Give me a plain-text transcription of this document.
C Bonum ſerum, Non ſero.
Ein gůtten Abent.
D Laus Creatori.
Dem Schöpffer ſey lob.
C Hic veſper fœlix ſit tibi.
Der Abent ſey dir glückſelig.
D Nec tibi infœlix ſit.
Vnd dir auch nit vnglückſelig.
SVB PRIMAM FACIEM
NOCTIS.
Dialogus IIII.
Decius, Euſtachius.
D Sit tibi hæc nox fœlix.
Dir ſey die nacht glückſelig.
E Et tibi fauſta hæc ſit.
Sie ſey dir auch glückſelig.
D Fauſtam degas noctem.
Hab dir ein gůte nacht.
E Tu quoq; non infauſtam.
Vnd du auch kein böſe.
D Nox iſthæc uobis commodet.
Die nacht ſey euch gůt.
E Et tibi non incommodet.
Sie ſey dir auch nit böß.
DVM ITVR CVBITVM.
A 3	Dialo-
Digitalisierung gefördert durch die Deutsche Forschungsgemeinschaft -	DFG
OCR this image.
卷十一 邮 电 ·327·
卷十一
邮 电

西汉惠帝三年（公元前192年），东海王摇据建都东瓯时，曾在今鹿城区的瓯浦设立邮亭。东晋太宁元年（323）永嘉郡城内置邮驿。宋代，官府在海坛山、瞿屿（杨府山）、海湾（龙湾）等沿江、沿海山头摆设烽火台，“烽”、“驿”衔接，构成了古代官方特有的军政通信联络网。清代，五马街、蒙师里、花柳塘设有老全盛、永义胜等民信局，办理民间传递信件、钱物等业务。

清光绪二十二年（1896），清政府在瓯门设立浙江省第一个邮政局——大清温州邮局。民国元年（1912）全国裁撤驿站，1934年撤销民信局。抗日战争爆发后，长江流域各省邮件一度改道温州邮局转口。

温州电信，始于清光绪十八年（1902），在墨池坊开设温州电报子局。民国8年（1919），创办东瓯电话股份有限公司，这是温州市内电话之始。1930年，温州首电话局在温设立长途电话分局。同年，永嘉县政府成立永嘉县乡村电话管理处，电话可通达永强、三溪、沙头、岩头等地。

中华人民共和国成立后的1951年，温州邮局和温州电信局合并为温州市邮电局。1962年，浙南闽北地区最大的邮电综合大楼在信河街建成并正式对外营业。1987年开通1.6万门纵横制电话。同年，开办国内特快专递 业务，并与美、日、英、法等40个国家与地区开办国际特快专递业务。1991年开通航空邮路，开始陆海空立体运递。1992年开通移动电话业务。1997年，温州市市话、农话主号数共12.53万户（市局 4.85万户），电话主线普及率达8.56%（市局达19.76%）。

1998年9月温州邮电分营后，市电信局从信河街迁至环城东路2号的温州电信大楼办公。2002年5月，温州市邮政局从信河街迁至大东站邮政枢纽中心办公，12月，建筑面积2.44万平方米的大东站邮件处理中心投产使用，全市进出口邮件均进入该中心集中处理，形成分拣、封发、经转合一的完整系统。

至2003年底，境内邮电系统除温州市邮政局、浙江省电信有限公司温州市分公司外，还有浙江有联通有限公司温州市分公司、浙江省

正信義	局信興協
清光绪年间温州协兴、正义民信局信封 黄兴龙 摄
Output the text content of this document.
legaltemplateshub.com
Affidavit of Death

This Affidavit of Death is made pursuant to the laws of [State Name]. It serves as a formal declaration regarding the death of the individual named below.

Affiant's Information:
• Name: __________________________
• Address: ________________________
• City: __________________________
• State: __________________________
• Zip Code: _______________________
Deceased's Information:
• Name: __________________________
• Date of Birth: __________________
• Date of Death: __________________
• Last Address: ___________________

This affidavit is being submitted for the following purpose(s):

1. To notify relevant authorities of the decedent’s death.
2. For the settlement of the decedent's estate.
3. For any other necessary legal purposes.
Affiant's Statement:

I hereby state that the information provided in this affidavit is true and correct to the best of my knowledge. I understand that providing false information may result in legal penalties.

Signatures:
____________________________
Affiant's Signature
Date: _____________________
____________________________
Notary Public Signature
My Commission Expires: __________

* _The request_
Set down all of the records shown above once more, exactly.

* _Solved problem_
Give me a plain-text transcription of this document.
C Bonum ſerum, Non ſero.
Ein gůtten Abent.
D Laus Creatori.
Dem Schöpffer ſey lob.
C Hic veſper fœlix ſit tibi.
Der Abent ſey dir glückſelig.
D Nec tibi infœlix ſit.
Vnd dir auch nit vnglückſelig.
SVB PRIMAM FACIEM
NOCTIS.
Dialogus IIII.
Decius, Euſtachius.
D Sit tibi hæc nox fœlix.
Dir ſey die nacht glückſelig.
E Et tibi fauſta hæc ſit.
Sie ſey dir auch glückſelig.
D Fauſtam degas noctem.
Hab dir ein gůte nacht.
E Tu quoq; non infauſtam.
Vnd du auch kein böſe.
D Nox iſthæc uobis commodet.
Die nacht ſey euch gůt.
E Et tibi non incommodet.
Sie ſey dir auch nit böß.
DVM ITVR CVBITVM.
A 3	Dialo-
Digitalisierung gefördert durch die Deutsche Forschungsgemeinschaft -	DFG
OCR this image.
卷十一 邮 电 ·327·
卷十一
邮 电

西汉惠帝三年（公元前192年），东海王摇据建都东瓯时，曾在今鹿城区的瓯浦设立邮亭。东晋太宁元年（323）永嘉郡城内置邮驿。宋代，官府在海坛山、瞿屿（杨府山）、海湾（龙湾）等沿江、沿海山头摆设烽火台，“烽”、“驿”衔接，构成了古代官方特有的军政通信联络网。清代，五马街、蒙师里、花柳塘设有老全盛、永义胜等民信局，办理民间传递信件、钱物等业务。

清光绪二十二年（1896），清政府在瓯门设立浙江省第一个邮政局——大清温州邮局。民国元年（1912）全国裁撤驿站，1934年撤销民信局。抗日战争爆发后，长江流域各省邮件一度改道温州邮局转口。

温州电信，始于清光绪十八年（1902），在墨池坊开设温州电报子局。民国8年（1919），创办东瓯电话股份有限公司，这是温州市内电话之始。1930年，温州首电话局在温设立长途电话分局。同年，永嘉县政府成立永嘉县乡村电话管理处，电话可通达永强、三溪、沙头、岩头等地。

中华人民共和国成立后的1951年，温州邮局和温州电信局合并为温州市邮电局。1962年，浙南闽北地区最大的邮电综合大楼在信河街建成并正式对外营业。1987年开通1.6万门纵横制电话。同年，开办国内特快专递 业务，并与美、日、英、法等40个国家与地区开办国际特快专递业务。1991年开通航空邮路，开始陆海空立体运递。1992年开通移动电话业务。1997年，温州市市话、农话主号数共12.53万户（市局 4.85万户），电话主线普及率达8.56%（市局达19.76%）。

1998年9月温州邮电分营后，市电信局从信河街迁至环城东路2号的温州电信大楼办公。2002年5月，温州市邮政局从信河街迁至大东站邮政枢纽中心办公，12月，建筑面积2.44万平方米的大东站邮件处理中心投产使用，全市进出口邮件均进入该中心集中处理，形成分拣、封发、经转合一的完整系统。

至2003年底，境内邮电系统除温州市邮政局、浙江省电信有限公司温州市分公司外，还有浙江有联通有限公司温州市分公司、浙江省

正信義	局信興協
清光绪年间温州协兴、正义民信局信封 黄兴龙 摄
Output the text content of this document.
legaltemplateshub.com
Affidavit of Death

This Affidavit of Death is made pursuant to the laws of [State Name]. It serves as a formal declaration regarding the death of the individual named below.

Affiant's Information:
• Name: __________________________
• Address: ________________________
• City: __________________________
• State: __________________________
• Zip Code: _______________________
Deceased's Information:
• Name: __________________________
• Date of Birth: __________________
• Date of Death: __________________
• Last Address: ___________________

This affidavit is being submitted for the following purpose(s):

1. To notify relevant authorities of the decedent’s death.
2. For the settlement of the decedent's estate.
3. For any other necessary legal purposes.
Affiant's Statement:

I hereby state that the information provided in this affidavit is true and correct to the best of my knowledge. I understand that providing false information may result in legal penalties.

Signatures:
____________________________
Affiant's Signature
Date: _____________________
____________________________
Notary Public Signature
My Commission Expires: __________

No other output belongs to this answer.